[start of Provided data]
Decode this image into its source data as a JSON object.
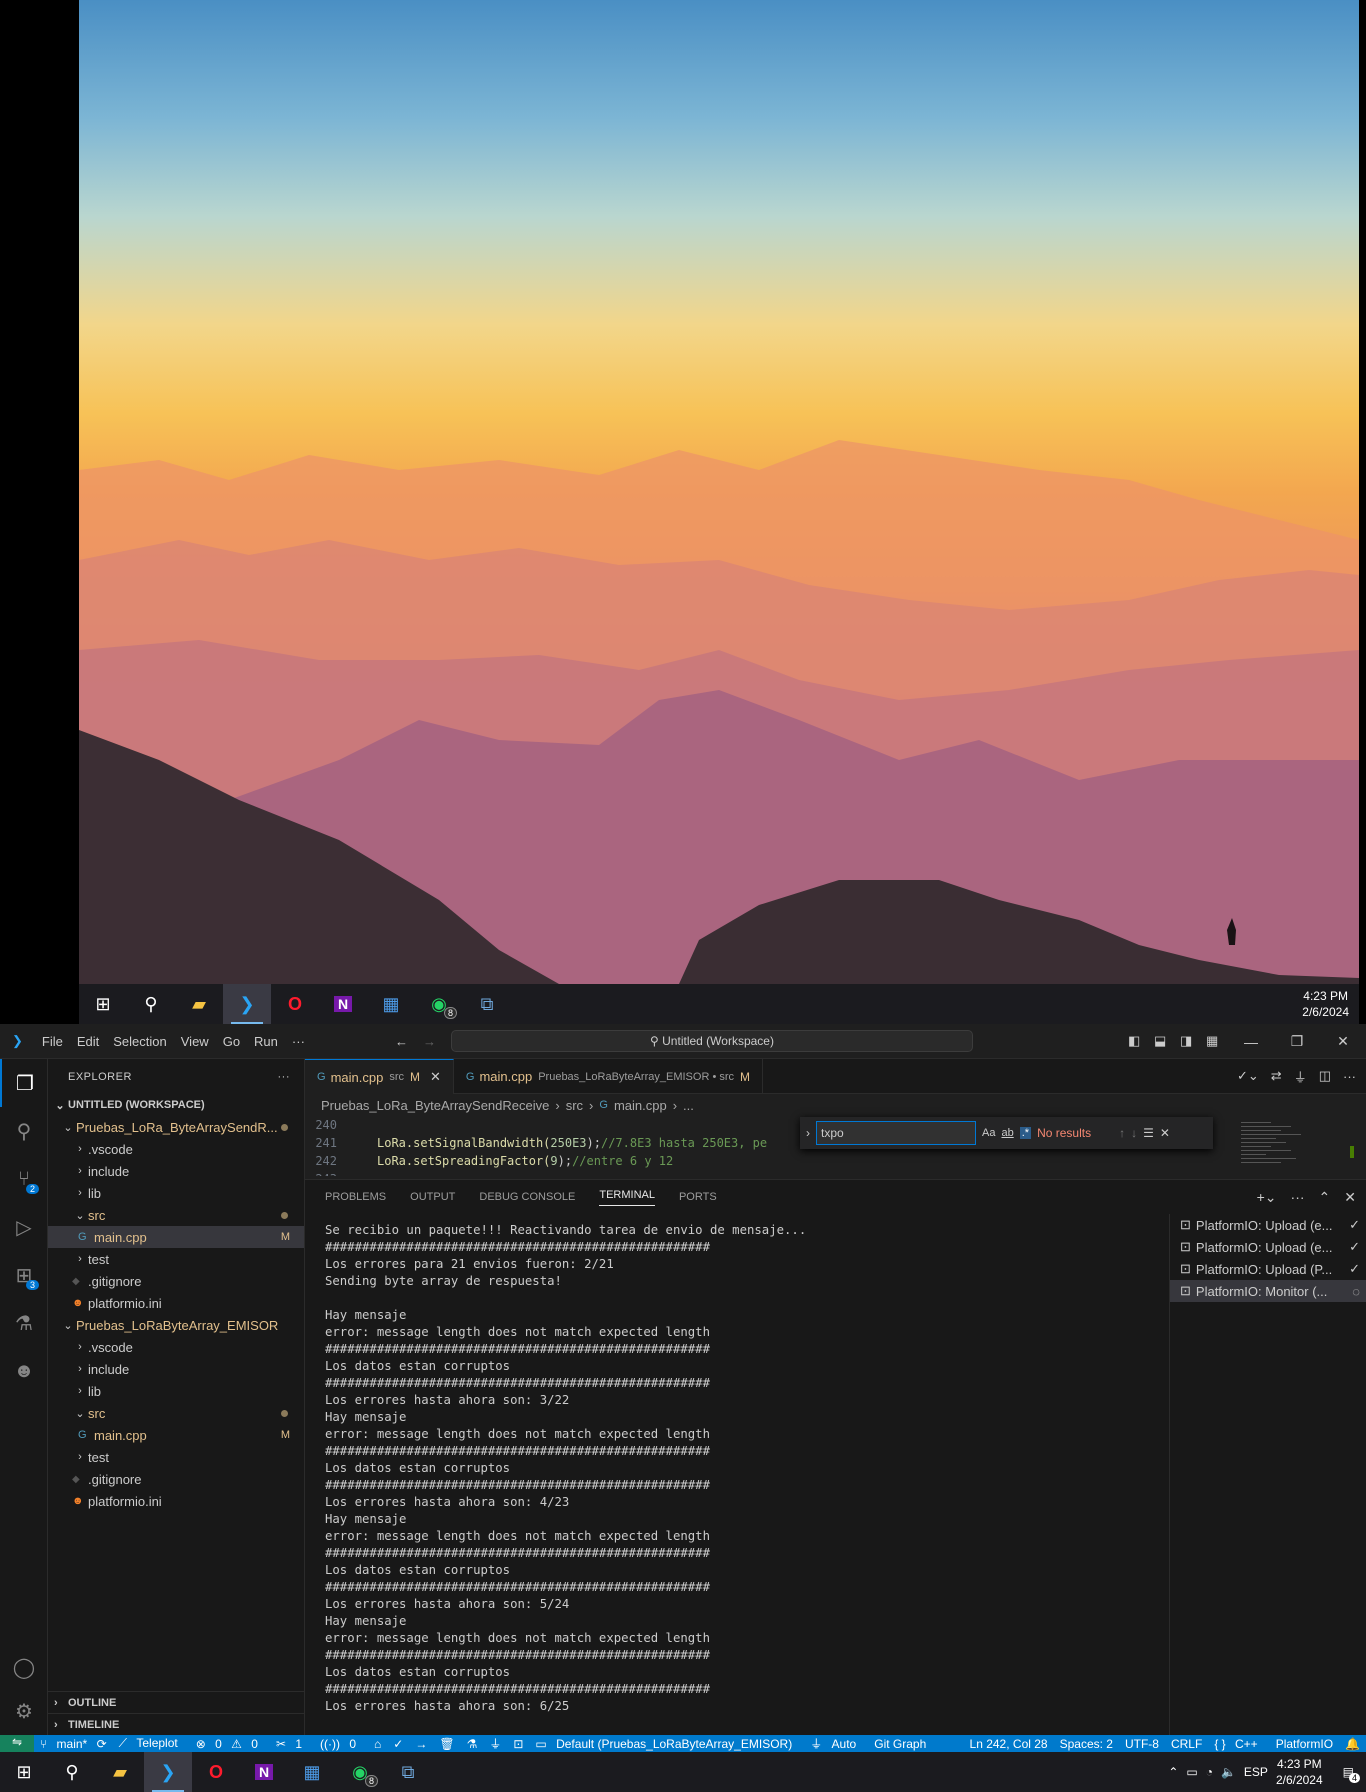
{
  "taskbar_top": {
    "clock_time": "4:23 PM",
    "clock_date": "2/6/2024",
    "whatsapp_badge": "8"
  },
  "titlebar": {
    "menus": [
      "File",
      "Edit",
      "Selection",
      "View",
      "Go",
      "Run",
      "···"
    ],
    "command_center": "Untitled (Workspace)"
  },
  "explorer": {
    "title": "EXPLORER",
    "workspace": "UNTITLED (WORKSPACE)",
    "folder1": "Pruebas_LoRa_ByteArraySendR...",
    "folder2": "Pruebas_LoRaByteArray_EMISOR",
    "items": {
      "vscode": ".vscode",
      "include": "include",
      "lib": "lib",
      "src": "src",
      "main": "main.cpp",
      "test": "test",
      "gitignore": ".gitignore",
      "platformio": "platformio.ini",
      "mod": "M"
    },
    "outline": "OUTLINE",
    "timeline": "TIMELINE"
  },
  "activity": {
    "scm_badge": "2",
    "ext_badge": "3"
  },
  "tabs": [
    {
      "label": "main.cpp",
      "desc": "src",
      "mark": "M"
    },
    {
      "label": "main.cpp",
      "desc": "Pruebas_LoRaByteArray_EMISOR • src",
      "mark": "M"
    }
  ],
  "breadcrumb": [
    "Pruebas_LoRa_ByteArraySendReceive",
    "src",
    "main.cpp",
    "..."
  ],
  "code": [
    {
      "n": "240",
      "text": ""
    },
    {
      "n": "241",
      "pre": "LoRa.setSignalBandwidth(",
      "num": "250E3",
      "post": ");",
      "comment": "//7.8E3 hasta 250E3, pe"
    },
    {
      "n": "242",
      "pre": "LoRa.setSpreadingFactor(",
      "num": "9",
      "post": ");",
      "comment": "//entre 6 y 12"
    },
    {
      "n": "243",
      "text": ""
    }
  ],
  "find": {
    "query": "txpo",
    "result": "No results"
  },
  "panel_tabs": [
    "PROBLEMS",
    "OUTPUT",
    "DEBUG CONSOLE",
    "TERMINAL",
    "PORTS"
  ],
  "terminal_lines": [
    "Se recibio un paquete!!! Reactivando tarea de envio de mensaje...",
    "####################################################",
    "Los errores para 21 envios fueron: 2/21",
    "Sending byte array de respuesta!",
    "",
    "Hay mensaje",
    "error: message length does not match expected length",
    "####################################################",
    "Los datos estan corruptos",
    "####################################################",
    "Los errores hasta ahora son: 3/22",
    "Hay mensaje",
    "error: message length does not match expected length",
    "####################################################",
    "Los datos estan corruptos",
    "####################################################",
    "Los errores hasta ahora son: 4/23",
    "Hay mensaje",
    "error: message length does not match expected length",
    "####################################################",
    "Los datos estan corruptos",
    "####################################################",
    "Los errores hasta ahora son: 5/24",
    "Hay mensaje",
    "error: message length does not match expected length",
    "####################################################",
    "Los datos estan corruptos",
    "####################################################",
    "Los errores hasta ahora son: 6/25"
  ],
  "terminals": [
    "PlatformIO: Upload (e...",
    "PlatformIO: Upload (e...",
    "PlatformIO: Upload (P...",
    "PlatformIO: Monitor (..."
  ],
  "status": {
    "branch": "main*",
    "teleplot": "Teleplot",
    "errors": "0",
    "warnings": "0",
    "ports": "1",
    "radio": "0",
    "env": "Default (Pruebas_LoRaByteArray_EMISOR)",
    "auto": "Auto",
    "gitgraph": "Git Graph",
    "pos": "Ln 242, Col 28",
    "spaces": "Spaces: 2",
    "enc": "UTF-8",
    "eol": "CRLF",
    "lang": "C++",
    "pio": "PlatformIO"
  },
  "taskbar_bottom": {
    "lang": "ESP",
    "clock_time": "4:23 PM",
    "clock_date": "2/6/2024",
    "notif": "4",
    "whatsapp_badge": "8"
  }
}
[end of Provided data]
Task goal
Report how many lines of the listing hold the word "comment", with nothing but the number.

Solution to this problem
2